(Extracts from a graphics dataset)
>>>
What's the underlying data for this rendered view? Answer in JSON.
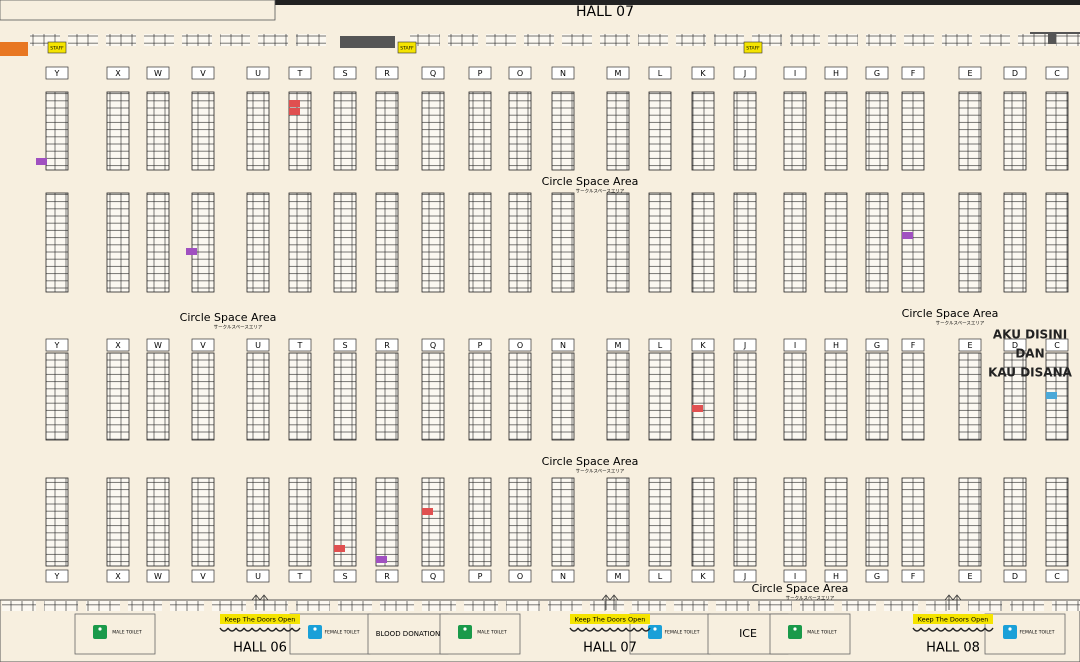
{
  "header": {
    "title": "HALL 07"
  },
  "columns": [
    "Y",
    "X",
    "W",
    "V",
    "U",
    "T",
    "S",
    "R",
    "Q",
    "P",
    "O",
    "N",
    "M",
    "L",
    "K",
    "J",
    "I",
    "H",
    "G",
    "F",
    "E",
    "D",
    "C"
  ],
  "staff": [
    "STAFF",
    "STAFF",
    "STAFF"
  ],
  "circle_space": [
    {
      "title": "Circle Space Area",
      "subtitle": "サークルスペースエリア"
    },
    {
      "title": "Circle Space Area",
      "subtitle": "サークルスペースエリア"
    },
    {
      "title": "Circle Space Area",
      "subtitle": "サークルスペースエリア"
    },
    {
      "title": "Circle Space Area",
      "subtitle": "サークルスペースエリア"
    },
    {
      "title": "Circle Space Area",
      "subtitle": "サークルスペースエリア"
    }
  ],
  "note": {
    "lines": [
      "AKU DISINI",
      "DAN",
      "KAU DISANA"
    ]
  },
  "facilities": [
    "MALE TOILET",
    "FEMALE TOILET",
    "BLOOD DONATION",
    "MALE TOILET",
    "FEMALE TOILET",
    "ICE",
    "MALE TOILET",
    "FEMALE TOILET"
  ],
  "doors": [
    {
      "sign": "Keep The Doors Open",
      "hall": "HALL 06"
    },
    {
      "sign": "Keep The Doors Open",
      "hall": "HALL 07"
    },
    {
      "sign": "Keep The Doors Open",
      "hall": "HALL 08"
    }
  ]
}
<<<
Write out the whole listing exactly, and drop the pictures.

#### RESPONSE
What's the underlying data for this rendered view? Answer in JSON.
{
  "header": {
    "title": "HALL 07"
  },
  "columns": [
    "Y",
    "X",
    "W",
    "V",
    "U",
    "T",
    "S",
    "R",
    "Q",
    "P",
    "O",
    "N",
    "M",
    "L",
    "K",
    "J",
    "I",
    "H",
    "G",
    "F",
    "E",
    "D",
    "C"
  ],
  "staff": [
    "STAFF",
    "STAFF",
    "STAFF"
  ],
  "circle_space": [
    {
      "title": "Circle Space Area",
      "subtitle": "サークルスペースエリア"
    },
    {
      "title": "Circle Space Area",
      "subtitle": "サークルスペースエリア"
    },
    {
      "title": "Circle Space Area",
      "subtitle": "サークルスペースエリア"
    },
    {
      "title": "Circle Space Area",
      "subtitle": "サークルスペースエリア"
    },
    {
      "title": "Circle Space Area",
      "subtitle": "サークルスペースエリア"
    }
  ],
  "note": {
    "lines": [
      "AKU DISINI",
      "DAN",
      "KAU DISANA"
    ]
  },
  "facilities": [
    "MALE TOILET",
    "FEMALE TOILET",
    "BLOOD DONATION",
    "MALE TOILET",
    "FEMALE TOILET",
    "ICE",
    "MALE TOILET",
    "FEMALE TOILET"
  ],
  "doors": [
    {
      "sign": "Keep The Doors Open",
      "hall": "HALL 06"
    },
    {
      "sign": "Keep The Doors Open",
      "hall": "HALL 07"
    },
    {
      "sign": "Keep The Doors Open",
      "hall": "HALL 08"
    }
  ]
}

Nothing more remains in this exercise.